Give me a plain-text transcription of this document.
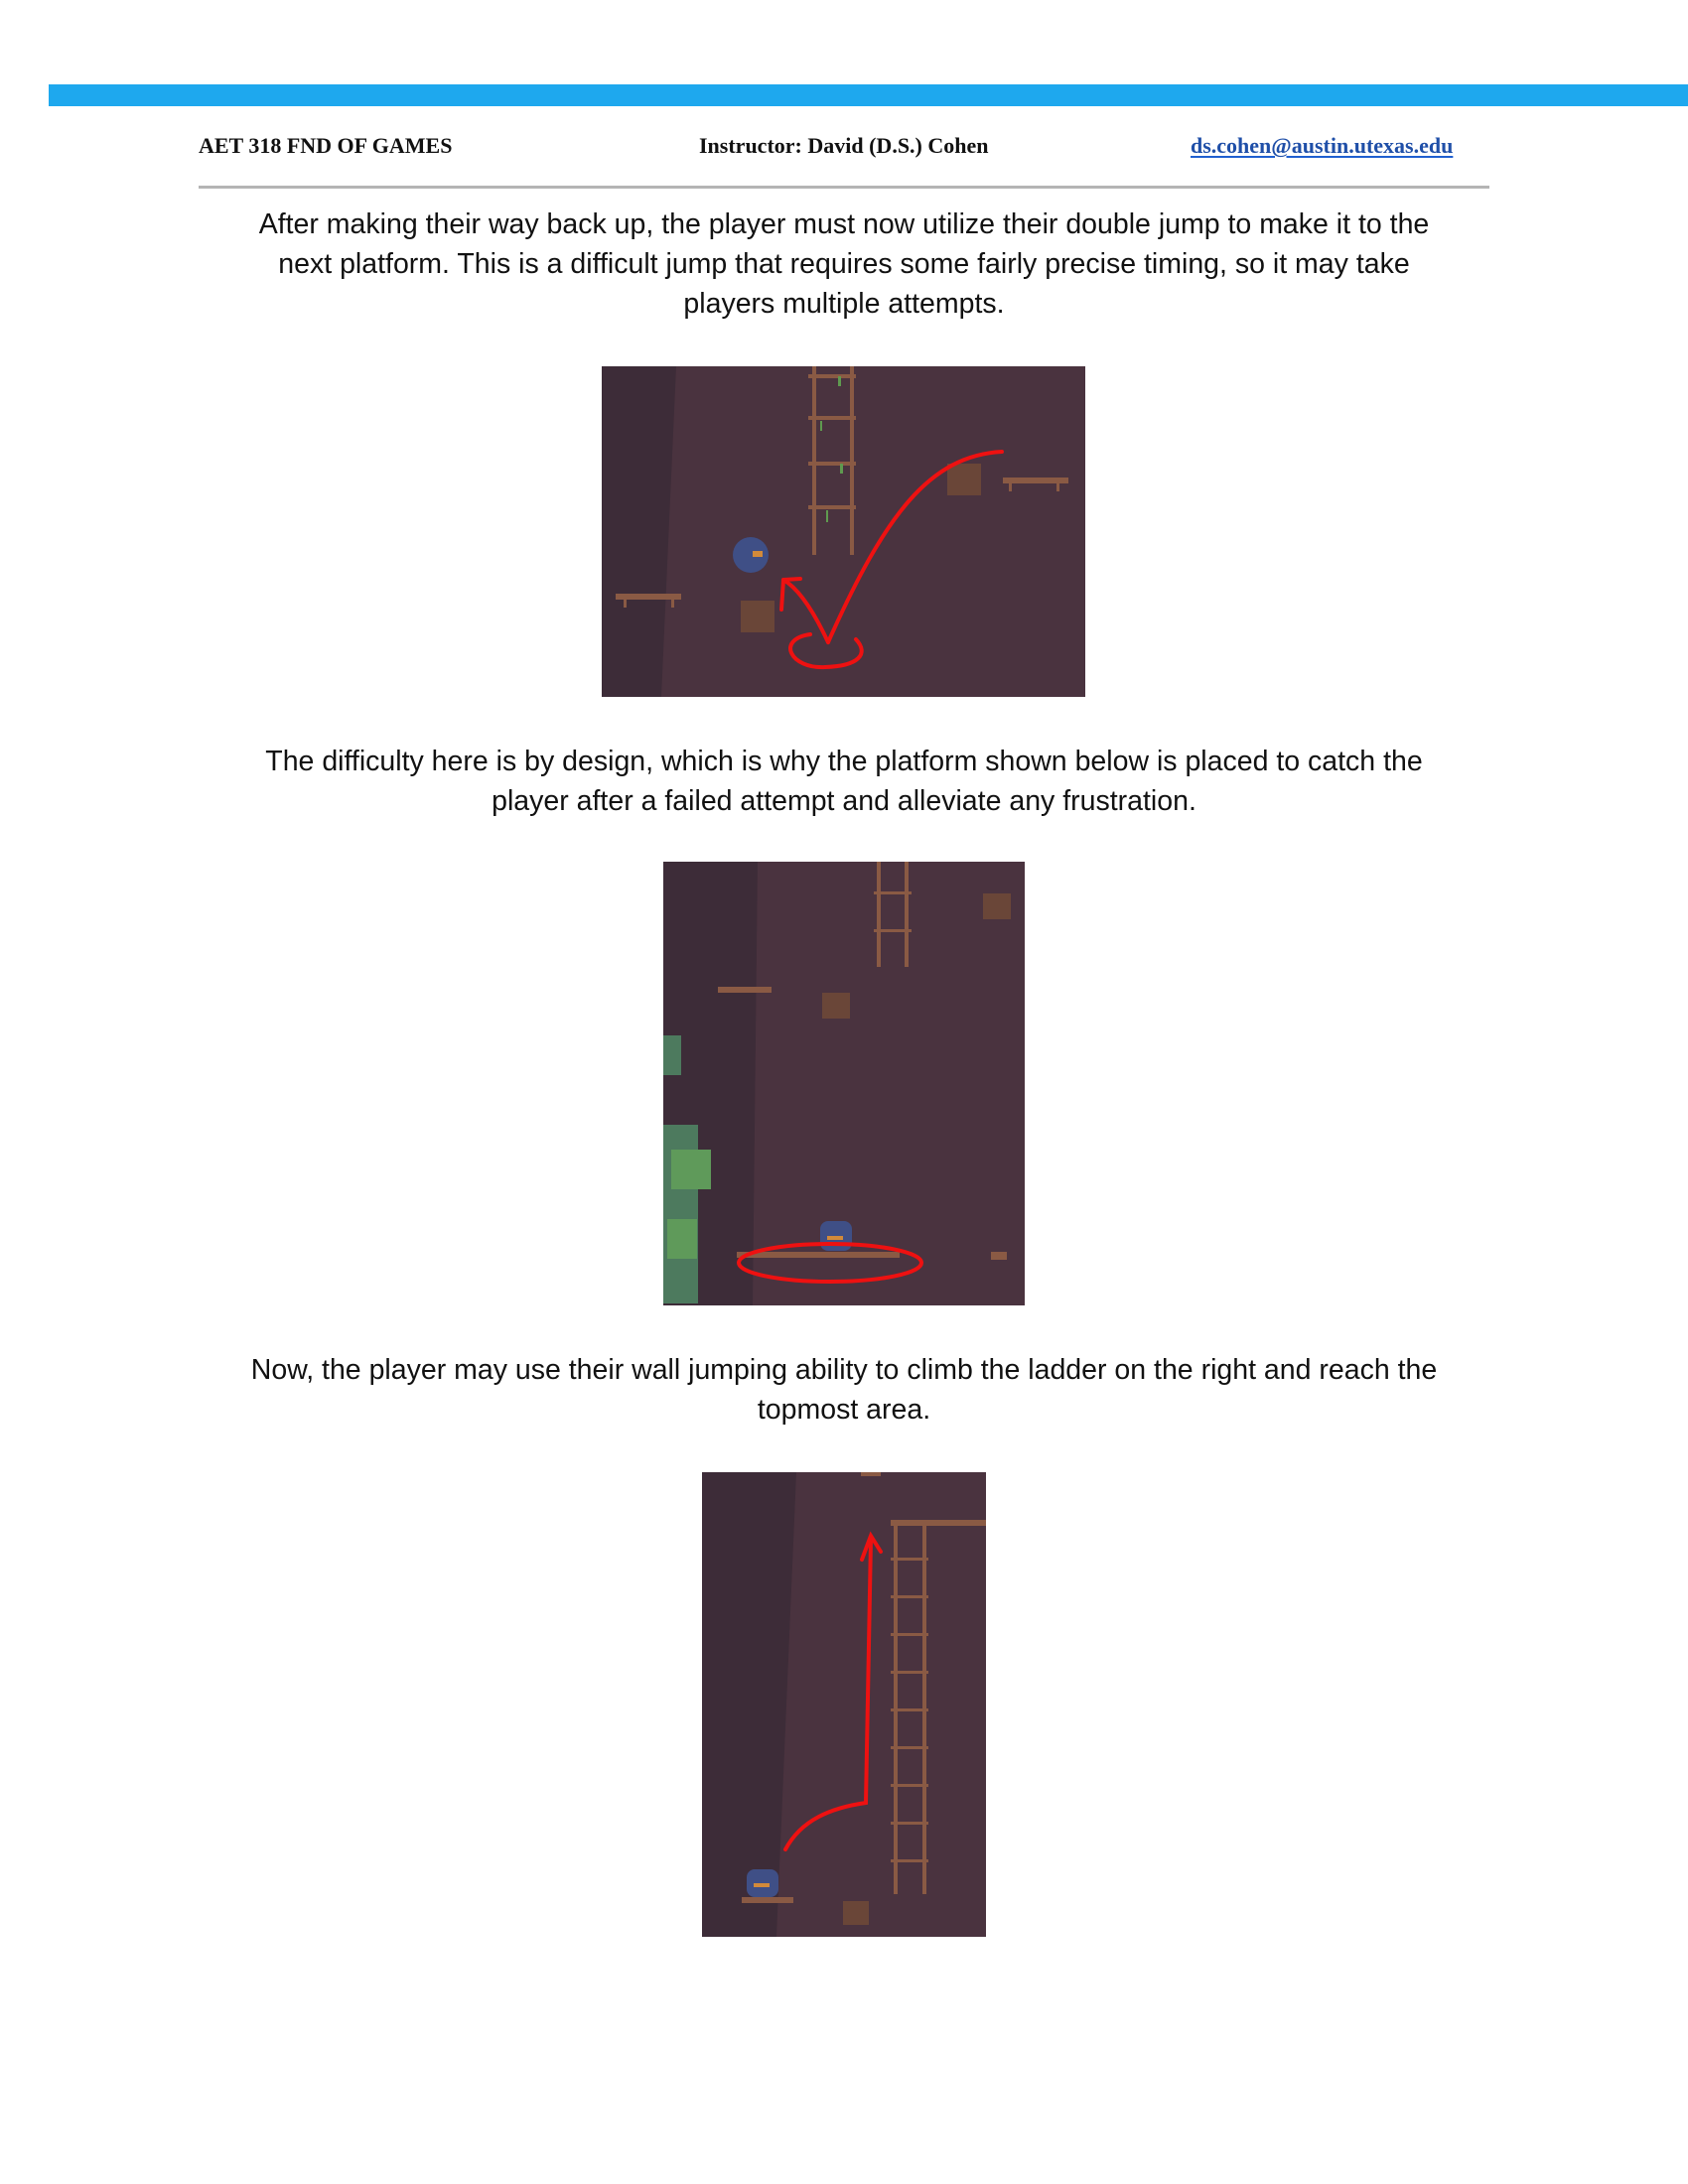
AET 318 FND OF GAMES	Instructor: David (D.S.) Cohen	ds.cohen@austin.utexas.edu
After making their way back up, the player must now utilize their double jump to make it to the
next platform. This is a difficult jump that requires some fairly precise timing, so it may take
players multiple attempts.
The difficulty here is by design, which is why the platform shown below is placed to catch the
player after a failed attempt and alleviate any frustration.
Now, the player may use their wall jumping ability to climb the ladder on the right and reach the
topmost area.
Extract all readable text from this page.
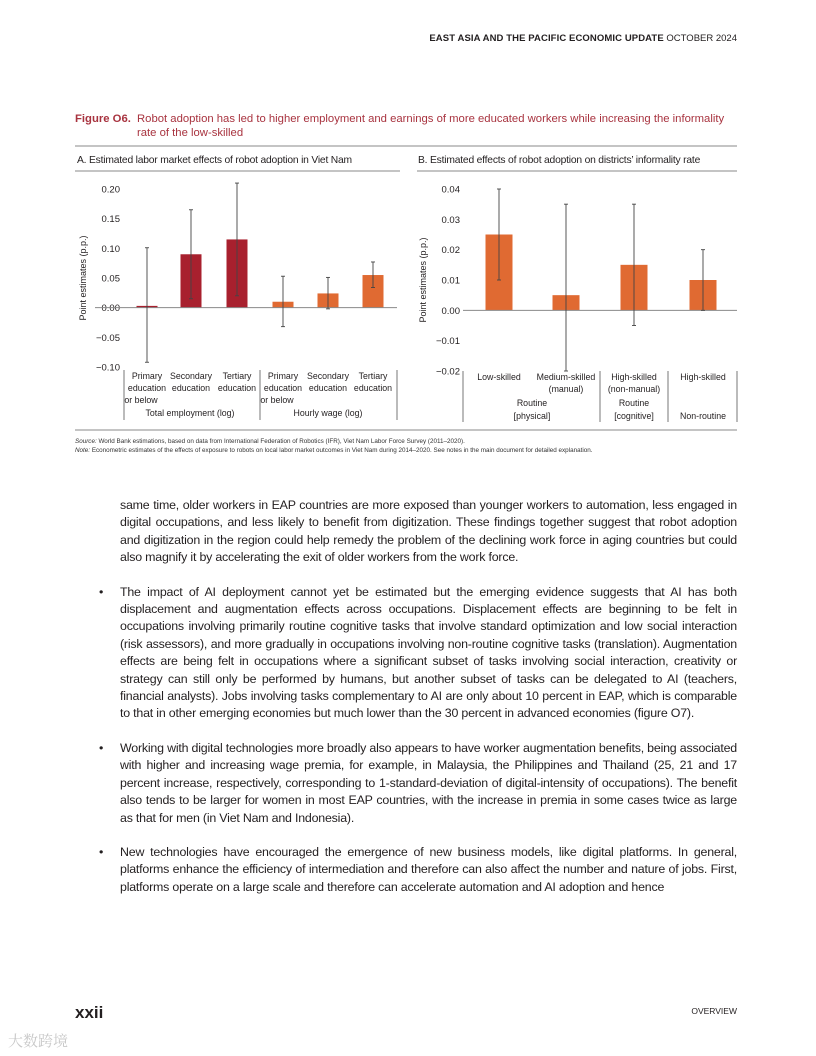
EAST ASIA AND THE PACIFIC ECONOMIC UPDATE OCTOBER 2024
Figure O6. Robot adoption has led to higher employment and earnings of more educated workers while increasing the informality rate of the low-skilled
A. Estimated labor market effects of robot adoption in Viet Nam	B. Estimated effects of robot adoption on districts’ informality rate
0.20
0.15
0.10
0.05
0.00
−0.05
−0.10
Point estimates (p.p.)
Primary
education
or below
Secondary
education
Tertiary
education
Primary
education
or below
Secondary
education
Tertiary
education
Total employment (log)	Hourly wage (log)
0.04
0.03
0.02
0.01
0.00
−0.01
−0.02
Point estimates (p.p.)
Low-skilled Medium-skilled
(manual)
High-skilled
(non-manual)
High-skilled
Routine
[physical]
Routine
[cognitive]	Non-routine
Source: World Bank estimations, based on data from International Federation of Robotics (IFR), Viet Nam Labor Force Survey (2011–2020).
Note: Econometric estimates of the effects of exposure to robots on local labor market outcomes in Viet Nam during 2014–2020. See notes in the main document for detailed explanation.

same time, older workers in EAP countries are more exposed than younger workers to automation, less engaged in digital occupations, and less likely to benefit from digitization. These findings together suggest that robot adoption and digitization in the region could help remedy the problem of the declining work force in aging countries but could also magnify it by accelerating the exit of older workers from the work force.

• The impact of AI deployment cannot yet be estimated but the emerging evidence suggests that AI has both displacement and augmentation effects across occupations. Displacement effects are beginning to be felt in occupations involving primarily routine cognitive tasks that involve standard optimization and low social interaction (risk assessors), and more gradually in occupations involving non-routine cognitive tasks (translation). Augmentation effects are being felt in occupations where a significant subset of tasks involving social interaction, creativity or strategy can still only be performed by humans, but another subset of tasks can be delegated to AI (teachers, financial analysts). Jobs involving tasks complementary to AI are only about 10 percent in EAP, which is comparable to that in other emerging economies but much lower than the 30 percent in advanced economies (figure O7).

• Working with digital technologies more broadly also appears to have worker augmentation benefits, being associated with higher and increasing wage premia, for example, in Malaysia, the Philippines and Thailand (25, 21 and 17 percent increase, respectively, corresponding to 1-standard-deviation of digital-intensity of occupations). The benefit also tends to be larger for women in most EAP countries, with the increase in premia in some cases twice as large as that for men (in Viet Nam and Indonesia).

• New technologies have encouraged the emergence of new business models, like digital platforms. In general, platforms enhance the efficiency of intermediation and therefore can also affect the number and nature of jobs. First, platforms operate on a large scale and therefore can accelerate automation and AI adoption and hence

xxii	OVERVIEW
大数跨境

★ ★ ★ ★ ★ ★ ★

→ WHAT YOU SHOULD DO
All lines above containing the string "employment" are to be collected.

→ RESPONSE TO THE EXERCISE
Figure O6. Robot adoption has led to higher employment and earnings of more educated workers while increasing the informality rate of the low-skilled
Total employment (log)	Hourly wage (log)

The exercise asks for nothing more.